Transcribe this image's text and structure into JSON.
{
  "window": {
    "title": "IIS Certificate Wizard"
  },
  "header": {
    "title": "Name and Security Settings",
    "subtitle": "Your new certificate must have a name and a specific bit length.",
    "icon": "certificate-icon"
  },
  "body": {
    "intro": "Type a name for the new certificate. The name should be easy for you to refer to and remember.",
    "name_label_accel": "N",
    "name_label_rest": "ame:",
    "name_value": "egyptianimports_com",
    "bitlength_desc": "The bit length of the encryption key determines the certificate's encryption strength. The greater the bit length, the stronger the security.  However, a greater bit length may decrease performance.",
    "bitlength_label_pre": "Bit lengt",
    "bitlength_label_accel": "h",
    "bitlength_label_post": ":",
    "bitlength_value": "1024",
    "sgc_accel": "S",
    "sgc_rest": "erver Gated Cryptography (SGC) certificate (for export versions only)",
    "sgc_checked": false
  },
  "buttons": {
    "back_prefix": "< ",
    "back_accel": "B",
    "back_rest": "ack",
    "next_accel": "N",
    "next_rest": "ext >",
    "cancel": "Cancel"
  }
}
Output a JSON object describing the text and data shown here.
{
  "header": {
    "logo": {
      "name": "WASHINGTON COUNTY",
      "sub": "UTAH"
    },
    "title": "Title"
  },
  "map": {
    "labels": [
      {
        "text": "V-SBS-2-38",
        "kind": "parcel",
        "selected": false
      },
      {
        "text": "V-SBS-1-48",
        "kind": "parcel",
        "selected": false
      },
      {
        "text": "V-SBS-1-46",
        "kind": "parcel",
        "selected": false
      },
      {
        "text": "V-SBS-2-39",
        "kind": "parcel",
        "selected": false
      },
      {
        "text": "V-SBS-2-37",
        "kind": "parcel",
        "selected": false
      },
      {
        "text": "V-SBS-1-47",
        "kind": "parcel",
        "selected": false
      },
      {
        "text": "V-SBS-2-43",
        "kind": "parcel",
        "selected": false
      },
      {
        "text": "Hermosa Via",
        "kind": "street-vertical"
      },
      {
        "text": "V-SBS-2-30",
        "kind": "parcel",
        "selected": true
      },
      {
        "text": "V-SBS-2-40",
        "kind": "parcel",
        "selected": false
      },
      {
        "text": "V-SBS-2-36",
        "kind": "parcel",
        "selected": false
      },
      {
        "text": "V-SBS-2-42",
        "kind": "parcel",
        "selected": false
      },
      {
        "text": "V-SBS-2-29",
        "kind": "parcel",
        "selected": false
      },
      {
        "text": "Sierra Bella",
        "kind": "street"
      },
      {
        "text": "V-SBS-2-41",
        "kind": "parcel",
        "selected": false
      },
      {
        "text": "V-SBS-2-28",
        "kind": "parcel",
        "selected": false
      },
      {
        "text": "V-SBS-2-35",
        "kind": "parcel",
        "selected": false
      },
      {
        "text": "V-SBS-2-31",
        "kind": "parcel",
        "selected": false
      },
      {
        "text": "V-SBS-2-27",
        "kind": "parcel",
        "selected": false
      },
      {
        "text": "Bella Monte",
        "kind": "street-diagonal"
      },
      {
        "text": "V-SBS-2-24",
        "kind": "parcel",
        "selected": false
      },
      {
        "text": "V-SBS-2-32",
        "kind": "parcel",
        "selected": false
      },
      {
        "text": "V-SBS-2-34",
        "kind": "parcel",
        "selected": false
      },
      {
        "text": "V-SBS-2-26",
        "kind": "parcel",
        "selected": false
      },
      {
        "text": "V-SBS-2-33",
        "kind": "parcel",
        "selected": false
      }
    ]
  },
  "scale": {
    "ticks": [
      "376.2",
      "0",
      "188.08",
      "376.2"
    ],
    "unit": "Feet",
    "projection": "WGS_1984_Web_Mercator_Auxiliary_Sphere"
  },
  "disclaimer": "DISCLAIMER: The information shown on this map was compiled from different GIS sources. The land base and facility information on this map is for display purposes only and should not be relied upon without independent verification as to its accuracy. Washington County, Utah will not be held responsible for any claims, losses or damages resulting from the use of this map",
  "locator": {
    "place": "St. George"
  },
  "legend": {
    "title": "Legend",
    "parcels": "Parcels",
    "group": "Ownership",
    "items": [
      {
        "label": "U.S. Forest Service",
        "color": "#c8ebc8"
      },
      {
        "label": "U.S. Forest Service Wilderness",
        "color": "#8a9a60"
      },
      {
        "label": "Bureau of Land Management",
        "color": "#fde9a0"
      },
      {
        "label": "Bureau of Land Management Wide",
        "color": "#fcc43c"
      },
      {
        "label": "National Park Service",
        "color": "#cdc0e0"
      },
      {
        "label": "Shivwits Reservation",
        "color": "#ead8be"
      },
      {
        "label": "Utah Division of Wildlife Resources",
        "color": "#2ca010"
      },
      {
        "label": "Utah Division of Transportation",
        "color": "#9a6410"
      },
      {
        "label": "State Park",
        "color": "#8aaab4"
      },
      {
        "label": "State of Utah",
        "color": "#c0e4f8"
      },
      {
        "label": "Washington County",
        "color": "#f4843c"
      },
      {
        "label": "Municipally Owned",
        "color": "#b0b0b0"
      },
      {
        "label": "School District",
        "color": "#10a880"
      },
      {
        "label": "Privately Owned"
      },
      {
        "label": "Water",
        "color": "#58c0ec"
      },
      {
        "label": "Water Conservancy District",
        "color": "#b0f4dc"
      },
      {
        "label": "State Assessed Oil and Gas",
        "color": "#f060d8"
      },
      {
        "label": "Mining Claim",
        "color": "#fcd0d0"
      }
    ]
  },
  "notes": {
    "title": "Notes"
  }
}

__Objective__: Count how many lines include the string "Service". Nothing but the number is needed.

__Solution to this task__: 3